[Excerpts from a figure dataset]
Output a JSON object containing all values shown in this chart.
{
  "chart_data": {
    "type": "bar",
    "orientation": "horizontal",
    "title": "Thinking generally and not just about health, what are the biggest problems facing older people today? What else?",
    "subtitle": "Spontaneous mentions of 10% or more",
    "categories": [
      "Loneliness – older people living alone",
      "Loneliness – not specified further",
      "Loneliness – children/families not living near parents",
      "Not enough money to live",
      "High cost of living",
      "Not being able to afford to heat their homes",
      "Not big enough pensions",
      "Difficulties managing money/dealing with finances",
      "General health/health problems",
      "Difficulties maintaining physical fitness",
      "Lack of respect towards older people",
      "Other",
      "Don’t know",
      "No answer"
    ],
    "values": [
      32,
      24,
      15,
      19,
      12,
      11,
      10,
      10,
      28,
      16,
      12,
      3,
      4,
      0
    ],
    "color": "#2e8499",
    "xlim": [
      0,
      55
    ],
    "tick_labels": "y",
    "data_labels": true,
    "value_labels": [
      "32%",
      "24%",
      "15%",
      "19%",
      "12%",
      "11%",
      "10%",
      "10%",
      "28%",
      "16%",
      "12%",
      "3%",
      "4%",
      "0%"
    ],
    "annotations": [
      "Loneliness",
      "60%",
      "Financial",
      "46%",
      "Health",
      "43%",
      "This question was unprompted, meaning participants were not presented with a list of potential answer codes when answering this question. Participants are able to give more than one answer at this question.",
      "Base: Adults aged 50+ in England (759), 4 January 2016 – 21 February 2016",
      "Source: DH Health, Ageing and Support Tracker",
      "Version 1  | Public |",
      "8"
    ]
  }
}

**Task requirements:** Reproduce all of the data exactly as given.

**Answer below:**
Output a JSON object containing all values shown in this chart.
{
  "chart_data": {
    "type": "bar",
    "orientation": "horizontal",
    "title": "Thinking generally and not just about health, what are the biggest problems facing older people today? What else?",
    "subtitle": "Spontaneous mentions of 10% or more",
    "categories": [
      "Loneliness – older people living alone",
      "Loneliness – not specified further",
      "Loneliness – children/families not living near parents",
      "Not enough money to live",
      "High cost of living",
      "Not being able to afford to heat their homes",
      "Not big enough pensions",
      "Difficulties managing money/dealing with finances",
      "General health/health problems",
      "Difficulties maintaining physical fitness",
      "Lack of respect towards older people",
      "Other",
      "Don’t know",
      "No answer"
    ],
    "values": [
      32,
      24,
      15,
      19,
      12,
      11,
      10,
      10,
      28,
      16,
      12,
      3,
      4,
      0
    ],
    "color": "#2e8499",
    "xlim": [
      0,
      55
    ],
    "tick_labels": "y",
    "data_labels": true,
    "value_labels": [
      "32%",
      "24%",
      "15%",
      "19%",
      "12%",
      "11%",
      "10%",
      "10%",
      "28%",
      "16%",
      "12%",
      "3%",
      "4%",
      "0%"
    ],
    "annotations": [
      "Loneliness",
      "60%",
      "Financial",
      "46%",
      "Health",
      "43%",
      "This question was unprompted, meaning participants were not presented with a list of potential answer codes when answering this question. Participants are able to give more than one answer at this question.",
      "Base: Adults aged 50+ in England (759), 4 January 2016 – 21 February 2016",
      "Source: DH Health, Ageing and Support Tracker",
      "Version 1  | Public |",
      "8"
    ]
  }
}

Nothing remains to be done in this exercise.